■ **Set task 1**:
According to the Milk Patterns problem, what range of integers can each milk sample be recorded as?

■ **Passage provided**:

POJ 3261 Milk Patterns

Description

Farmer John has noticed that the quality of milk given by his cows varies from day to day. On further investigation, he discovered that although he can't predict the quality of milk from one day to the next, there are some regular patterns in the daily milk quality.

To perform a rigorous study, he has invented a complex classification scheme by which each milk sample is recorded as an integer between 0 and 1,000,000 inclusive, and has recorded data from a single cow over N (1 ≤ N ≤ 20,000) days. He wishes to find the longest pattern of samples which repeats identically at least K (2 ≤ K ≤ N) times. This may include overlapping patterns -- 1 2 3 2 3 2 3 1 repeats 2 3 2 3 twice, for example.

Help Farmer John by finding the longest repeating subsequence in the sequence of samples. It is guaranteed that at least one subsequence is repeated at least K times.

Input

Line 1: Two space-separated integers:  N and  K
Lines 2..  N+1:  N integers, one per line, the quality of the milk on day  i appears on the  ith line.

■ **Set task 2**:
Reproduce every one of the entries below word for word, leaving out the pictures.

■ **Data**:
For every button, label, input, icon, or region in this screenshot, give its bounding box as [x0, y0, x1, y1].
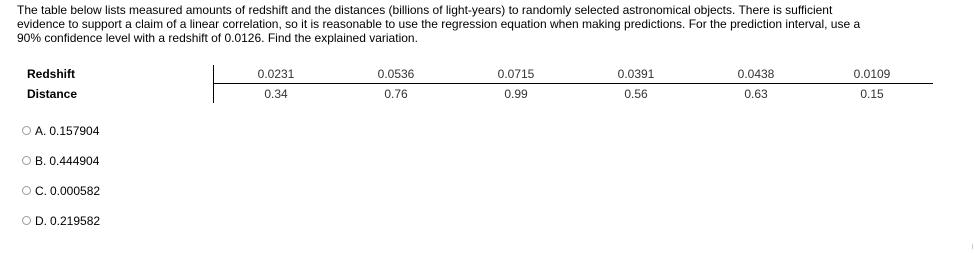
distance-cell: 0.56	[624, 87, 648, 101]
option-a-value: 0.157904	[49, 124, 100, 138]
distance-cell: 0.63	[744, 87, 768, 101]
data-table	[27, 65, 933, 103]
question-text	[17, 3, 957, 45]
corner-divider	[972, 244, 973, 249]
radio-button-c[interactable]	[22, 186, 31, 195]
option-a-letter: A.	[35, 124, 47, 138]
redshift-cell: 0.0536	[377, 67, 415, 81]
question-line-1: The table below lists measured amounts of redshift and the distances (billions of light-years) to randomly selected astronomical objects. There is sufficient	[17, 3, 833, 17]
option-d-letter: D.	[35, 214, 47, 228]
redshift-cell: 0.0231	[257, 67, 295, 81]
distance-cell: 0.99	[504, 87, 528, 101]
distance-cell: 0.15	[860, 87, 884, 101]
question-line-2: evidence to support a claim of a linear correlation, so it is reasonable to use the regression equation when making predictions. For the prediction interval, use a	[17, 17, 861, 31]
option-d[interactable]	[22, 214, 100, 244]
radio-button-a[interactable]	[22, 126, 31, 135]
redshift-cell: 0.0438	[737, 67, 775, 81]
question-line-3: 90% confidence level with a redshift of 0.0126. Find the explained variation.	[17, 31, 418, 45]
answer-options	[22, 124, 100, 244]
option-a[interactable]	[22, 124, 100, 154]
option-b-letter: B.	[35, 154, 47, 168]
redshift-cell: 0.0109	[853, 67, 891, 81]
distance-row-label: Distance	[27, 87, 78, 101]
radio-button-d[interactable]	[22, 216, 31, 225]
option-c-value: 0.000582	[50, 184, 101, 198]
table-horizontal-divider	[213, 83, 933, 84]
redshift-cell: 0.0391	[617, 67, 655, 81]
option-d-value: 0.219582	[50, 214, 101, 228]
redshift-row-label: Redshift	[27, 67, 75, 81]
option-b[interactable]	[22, 154, 100, 184]
distance-cell: 0.34	[264, 87, 288, 101]
option-b-value: 0.444904	[49, 154, 100, 168]
redshift-cell: 0.0715	[497, 67, 535, 81]
distance-cell: 0.76	[384, 87, 408, 101]
radio-button-b[interactable]	[22, 156, 31, 165]
option-c-letter: C.	[35, 184, 47, 198]
table-vertical-divider	[213, 65, 214, 103]
option-c[interactable]	[22, 184, 100, 214]
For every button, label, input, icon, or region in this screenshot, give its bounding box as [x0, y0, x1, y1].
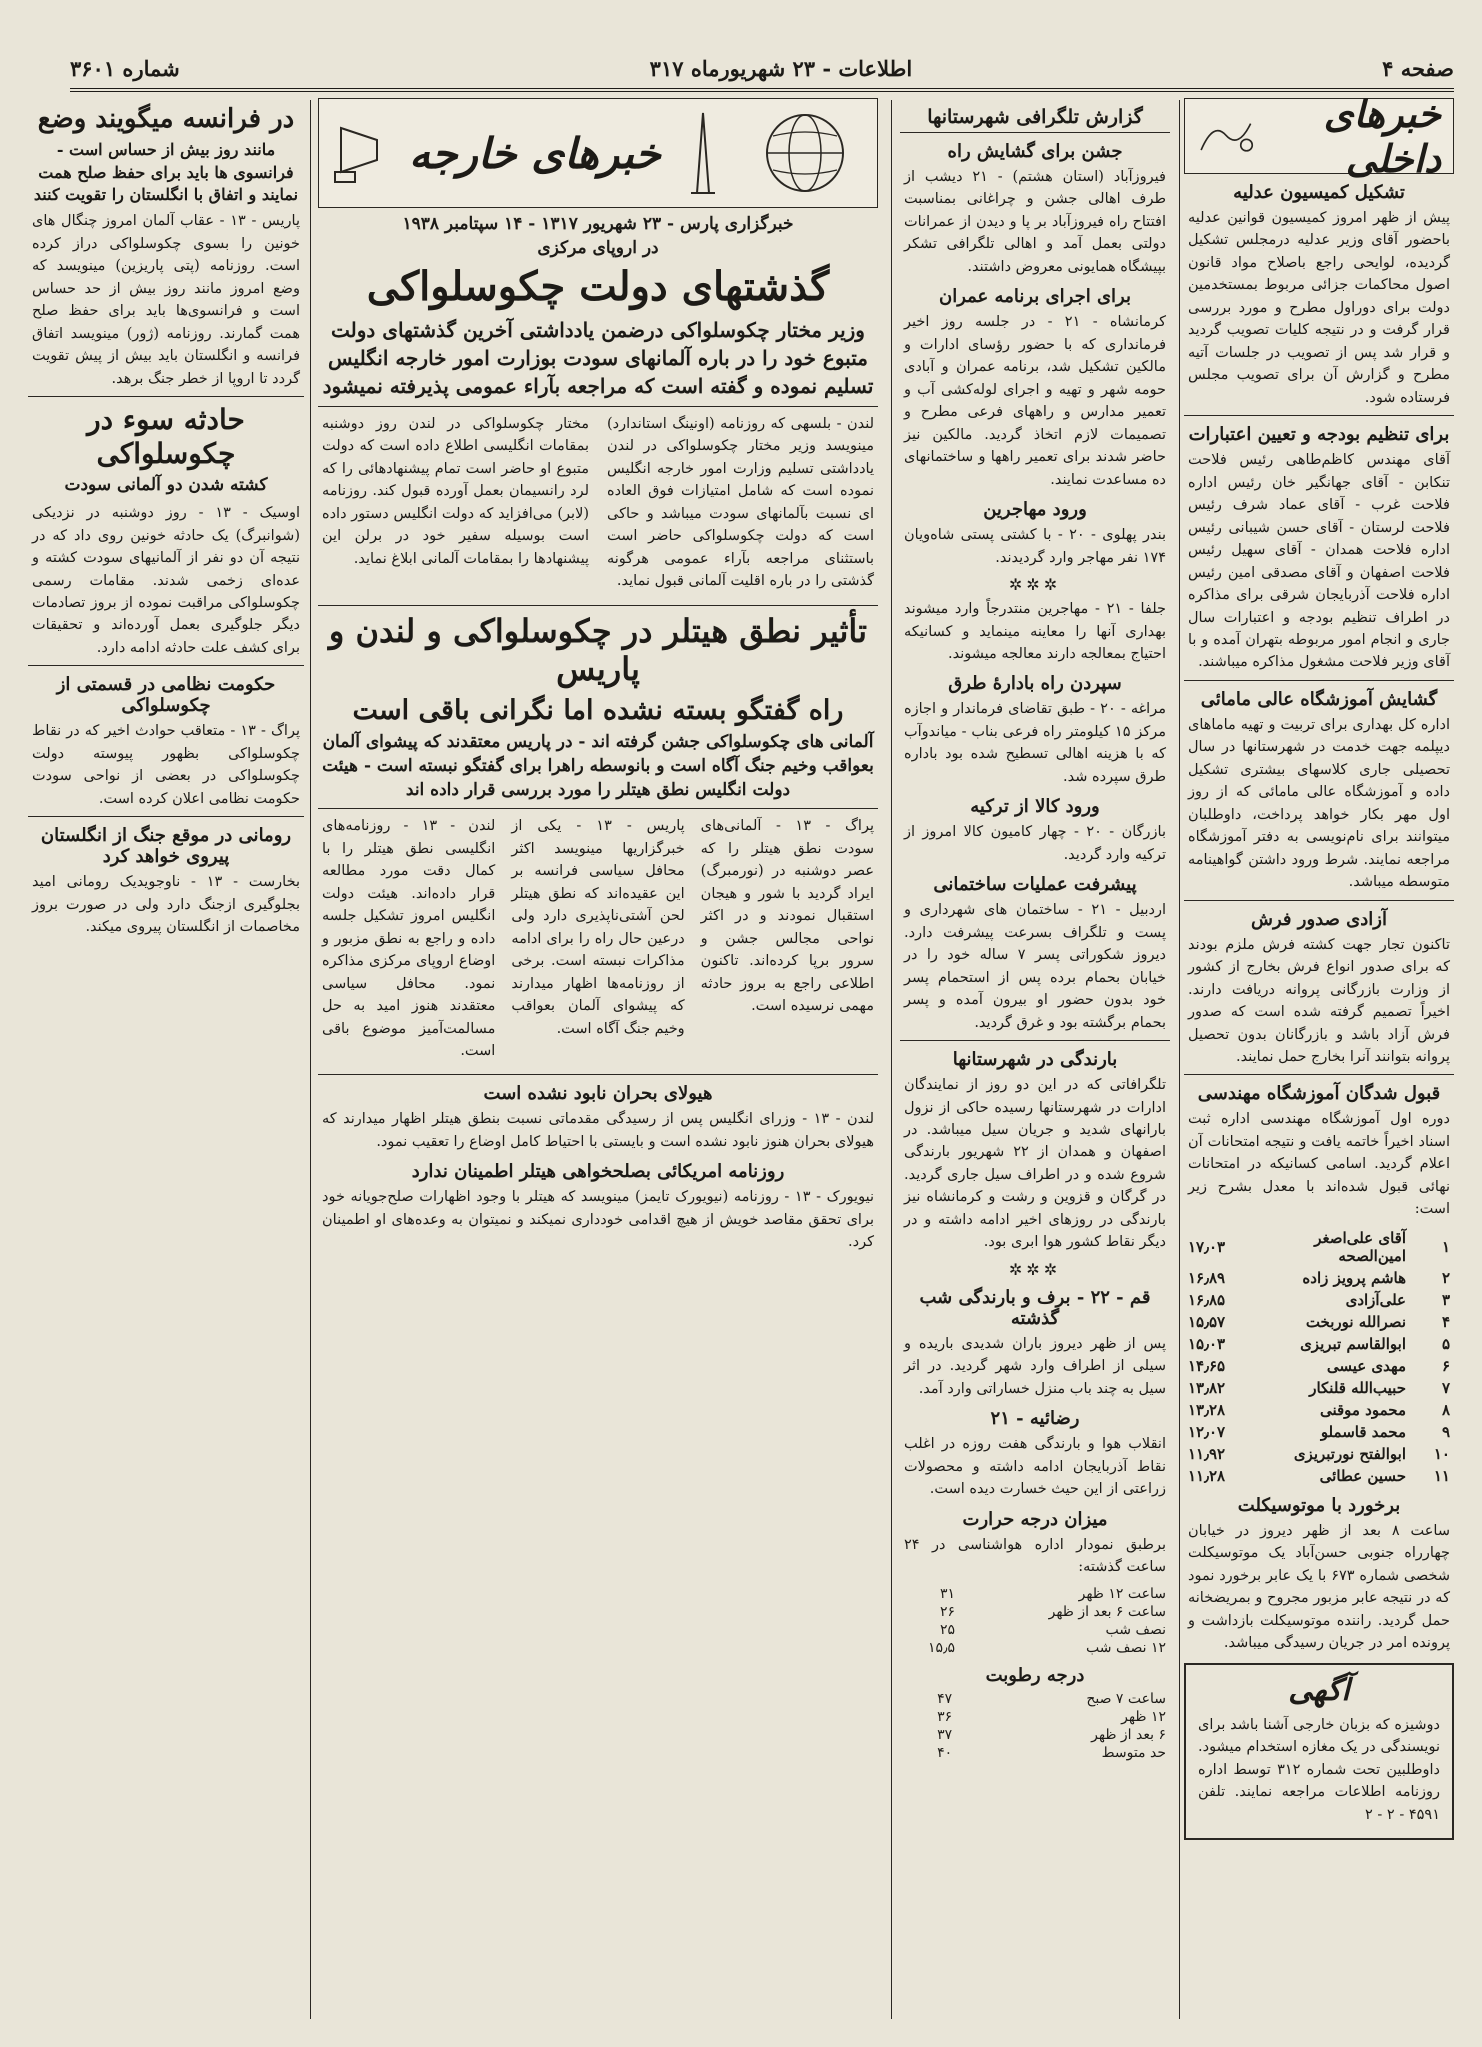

■ **Final answer 1**:
An integer between 0 and 1,000,000 inclusive.

■ **Final answer 2**:
For every button, label, input, icon, or region in this screenshot, give its bounding box as [x0, y0, x1, y1].
distance-cell: 0.56	[624, 87, 648, 101]
option-a-value: 0.157904	[49, 124, 100, 138]
distance-cell: 0.63	[744, 87, 768, 101]
data-table	[27, 65, 933, 103]
question-text	[17, 3, 957, 45]
corner-divider	[972, 244, 973, 249]
radio-button-c[interactable]	[22, 186, 31, 195]
option-a-letter: A.	[35, 124, 47, 138]
redshift-cell: 0.0536	[377, 67, 415, 81]
question-line-1: The table below lists measured amounts of redshift and the distances (billions of light-years) to randomly selected astronomical objects. There is sufficient	[17, 3, 833, 17]
option-d-letter: D.	[35, 214, 47, 228]
redshift-cell: 0.0231	[257, 67, 295, 81]
distance-cell: 0.99	[504, 87, 528, 101]
distance-cell: 0.15	[860, 87, 884, 101]
question-line-2: evidence to support a claim of a linear correlation, so it is reasonable to use the regression equation when making predictions. For the prediction interval, use a	[17, 17, 861, 31]
option-d[interactable]	[22, 214, 100, 244]
radio-button-a[interactable]	[22, 126, 31, 135]
redshift-cell: 0.0438	[737, 67, 775, 81]
question-line-3: 90% confidence level with a redshift of 0.0126. Find the explained variation.	[17, 31, 418, 45]
answer-options	[22, 124, 100, 244]
option-a[interactable]	[22, 124, 100, 154]
option-b-letter: B.	[35, 154, 47, 168]
redshift-cell: 0.0109	[853, 67, 891, 81]
distance-row-label: Distance	[27, 87, 78, 101]
radio-button-d[interactable]	[22, 216, 31, 225]
option-c-value: 0.000582	[50, 184, 101, 198]
table-horizontal-divider	[213, 83, 933, 84]
redshift-cell: 0.0391	[617, 67, 655, 81]
option-d-value: 0.219582	[50, 214, 101, 228]
redshift-row-label: Redshift	[27, 67, 75, 81]
option-b[interactable]	[22, 154, 100, 184]
distance-cell: 0.34	[264, 87, 288, 101]
option-b-value: 0.444904	[49, 154, 100, 168]
redshift-cell: 0.0715	[497, 67, 535, 81]
distance-cell: 0.76	[384, 87, 408, 101]
radio-button-b[interactable]	[22, 156, 31, 165]
option-c-letter: C.	[35, 184, 47, 198]
table-vertical-divider	[213, 65, 214, 103]
option-c[interactable]	[22, 184, 100, 214]
For every button, label, input, icon, or region in this screenshot, give its bounding box as [x0, y0, x1, y1].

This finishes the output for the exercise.